Begin Dataset rows
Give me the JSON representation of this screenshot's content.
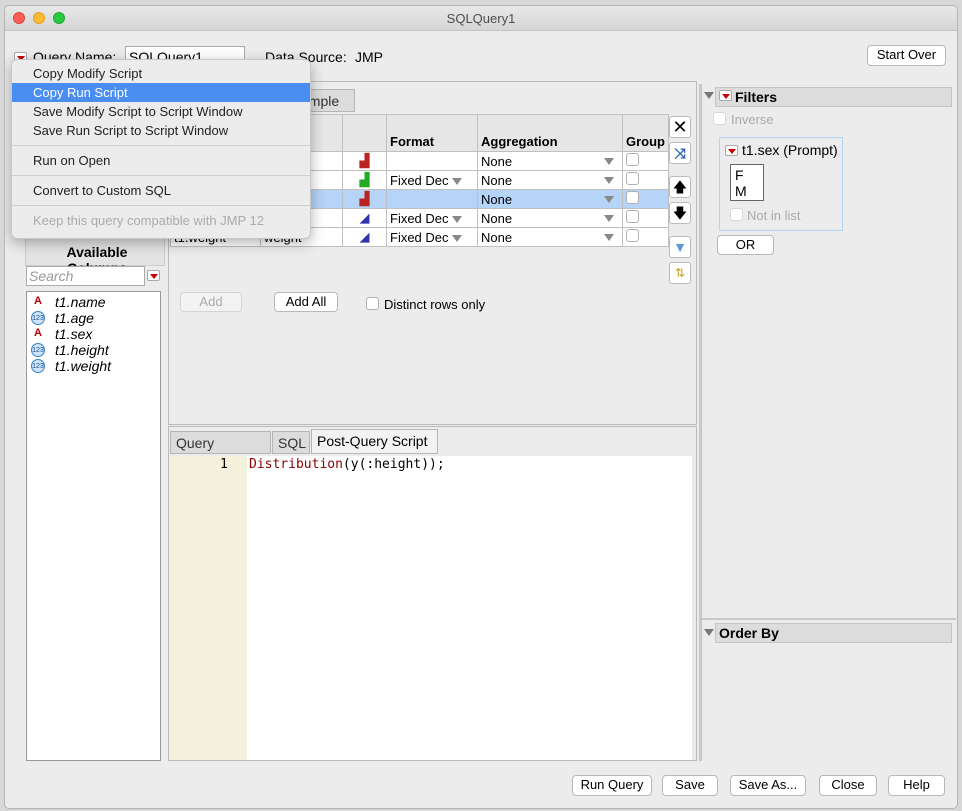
{
  "window": {
    "title": "SQLQuery1"
  },
  "header": {
    "query_name_label": "Query Name:",
    "query_name_value": "SQLQuery1",
    "data_source_label": "Data Source:",
    "data_source_value": "JMP",
    "start_over": "Start Over"
  },
  "menu": {
    "items": [
      {
        "label": "Copy Modify Script",
        "state": "normal"
      },
      {
        "label": "Copy Run Script",
        "state": "highlighted"
      },
      {
        "label": "Save Modify Script to Script Window",
        "state": "normal"
      },
      {
        "label": "Save Run Script to Script Window",
        "state": "normal"
      },
      {
        "label": "Run on Open",
        "state": "normal"
      },
      {
        "label": "Convert to Custom SQL",
        "state": "normal"
      },
      {
        "label": "Keep this query compatible with JMP 12",
        "state": "disabled"
      }
    ]
  },
  "tabs": {
    "sample_partial": "ample"
  },
  "left": {
    "title": "Available Columns",
    "search_placeholder": "Search",
    "columns": [
      {
        "name": "t1.name",
        "type": "character"
      },
      {
        "name": "t1.age",
        "type": "numeric"
      },
      {
        "name": "t1.sex",
        "type": "character"
      },
      {
        "name": "t1.height",
        "type": "numeric"
      },
      {
        "name": "t1.weight",
        "type": "numeric"
      }
    ]
  },
  "grid": {
    "headers": {
      "name_partial": "ame",
      "format": "Format",
      "aggregation": "Aggregation",
      "group": "Group"
    },
    "rows": [
      {
        "col": "",
        "name": "",
        "modeling": "nominal",
        "format": "",
        "aggregation": "None",
        "selected": false
      },
      {
        "col": "",
        "name": "",
        "modeling": "ordinal",
        "format": "Fixed Dec",
        "aggregation": "None",
        "selected": false
      },
      {
        "col": "",
        "name": "",
        "modeling": "nominal",
        "format": "",
        "aggregation": "None",
        "selected": true
      },
      {
        "col": "",
        "name": "",
        "modeling": "continuous",
        "format": "Fixed Dec",
        "aggregation": "None",
        "selected": false
      },
      {
        "col": "t1.weight",
        "name": "weight",
        "modeling": "continuous",
        "format": "Fixed Dec",
        "aggregation": "None",
        "selected": false
      }
    ],
    "add": "Add",
    "add_all": "Add All",
    "distinct": "Distinct rows only"
  },
  "script": {
    "tabs": [
      "Query Preview",
      "SQL",
      "Post-Query Script"
    ],
    "active": "Post-Query Script",
    "line_number": "1",
    "code_func": "Distribution",
    "code_rest": "(y(:height));"
  },
  "filters": {
    "title": "Filters",
    "inverse": "Inverse",
    "filter_title": "t1.sex (Prompt)",
    "values": [
      "F",
      "M"
    ],
    "not_in_list": "Not in list",
    "or": "OR"
  },
  "order_by": {
    "title": "Order By"
  },
  "footer": {
    "run_query": "Run Query",
    "save": "Save",
    "save_as": "Save As...",
    "close": "Close",
    "help": "Help"
  },
  "colors": {
    "highlight": "#4a8ef3",
    "selected_row": "#b5d4f8",
    "editor_gutter": "#f3f1dc"
  }
}
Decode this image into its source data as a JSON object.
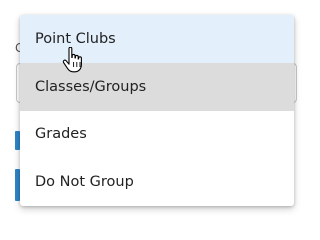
{
  "menu": {
    "options": [
      {
        "label": "Point Clubs",
        "state": "hovered"
      },
      {
        "label": "Classes/Groups",
        "state": "selected"
      },
      {
        "label": "Grades",
        "state": "normal"
      },
      {
        "label": "Do Not Group",
        "state": "normal"
      }
    ]
  },
  "background": {
    "label_fragment": "G"
  },
  "colors": {
    "hover": "#e3f0fb",
    "selected": "#dcdcdc",
    "accent": "#2d85c8",
    "text": "#222222"
  },
  "cursor": {
    "icon": "hand-pointer-icon"
  }
}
End Dataset rows
Problem statement
Write the listing above out again exactly, dropping each image.

Response to the exercise
Give me the JSON representation of this screenshot's content.
{
  "window": {
    "title": "SQLQuery1"
  },
  "header": {
    "query_name_label": "Query Name:",
    "query_name_value": "SQLQuery1",
    "data_source_label": "Data Source:",
    "data_source_value": "JMP",
    "start_over": "Start Over"
  },
  "menu": {
    "items": [
      {
        "label": "Copy Modify Script",
        "state": "normal"
      },
      {
        "label": "Copy Run Script",
        "state": "highlighted"
      },
      {
        "label": "Save Modify Script to Script Window",
        "state": "normal"
      },
      {
        "label": "Save Run Script to Script Window",
        "state": "normal"
      },
      {
        "label": "Run on Open",
        "state": "normal"
      },
      {
        "label": "Convert to Custom SQL",
        "state": "normal"
      },
      {
        "label": "Keep this query compatible with JMP 12",
        "state": "disabled"
      }
    ]
  },
  "tabs": {
    "sample_partial": "ample"
  },
  "left": {
    "title": "Available Columns",
    "search_placeholder": "Search",
    "columns": [
      {
        "name": "t1.name",
        "type": "character"
      },
      {
        "name": "t1.age",
        "type": "numeric"
      },
      {
        "name": "t1.sex",
        "type": "character"
      },
      {
        "name": "t1.height",
        "type": "numeric"
      },
      {
        "name": "t1.weight",
        "type": "numeric"
      }
    ]
  },
  "grid": {
    "headers": {
      "name_partial": "ame",
      "format": "Format",
      "aggregation": "Aggregation",
      "group": "Group"
    },
    "rows": [
      {
        "col": "",
        "name": "",
        "modeling": "nominal",
        "format": "",
        "aggregation": "None",
        "selected": false
      },
      {
        "col": "",
        "name": "",
        "modeling": "ordinal",
        "format": "Fixed Dec",
        "aggregation": "None",
        "selected": false
      },
      {
        "col": "",
        "name": "",
        "modeling": "nominal",
        "format": "",
        "aggregation": "None",
        "selected": true
      },
      {
        "col": "",
        "name": "",
        "modeling": "continuous",
        "format": "Fixed Dec",
        "aggregation": "None",
        "selected": false
      },
      {
        "col": "t1.weight",
        "name": "weight",
        "modeling": "continuous",
        "format": "Fixed Dec",
        "aggregation": "None",
        "selected": false
      }
    ],
    "add": "Add",
    "add_all": "Add All",
    "distinct": "Distinct rows only"
  },
  "script": {
    "tabs": [
      "Query Preview",
      "SQL",
      "Post-Query Script"
    ],
    "active": "Post-Query Script",
    "line_number": "1",
    "code_func": "Distribution",
    "code_rest": "(y(:height));"
  },
  "filters": {
    "title": "Filters",
    "inverse": "Inverse",
    "filter_title": "t1.sex (Prompt)",
    "values": [
      "F",
      "M"
    ],
    "not_in_list": "Not in list",
    "or": "OR"
  },
  "order_by": {
    "title": "Order By"
  },
  "footer": {
    "run_query": "Run Query",
    "save": "Save",
    "save_as": "Save As...",
    "close": "Close",
    "help": "Help"
  },
  "colors": {
    "highlight": "#4a8ef3",
    "selected_row": "#b5d4f8",
    "editor_gutter": "#f3f1dc"
  }
}
Decode this image into its source data as a JSON object.
{
  "menu": {
    "options": [
      {
        "label": "Point Clubs",
        "state": "hovered"
      },
      {
        "label": "Classes/Groups",
        "state": "selected"
      },
      {
        "label": "Grades",
        "state": "normal"
      },
      {
        "label": "Do Not Group",
        "state": "normal"
      }
    ]
  },
  "background": {
    "label_fragment": "G"
  },
  "colors": {
    "hover": "#e3f0fb",
    "selected": "#dcdcdc",
    "accent": "#2d85c8",
    "text": "#222222"
  },
  "cursor": {
    "icon": "hand-pointer-icon"
  }
}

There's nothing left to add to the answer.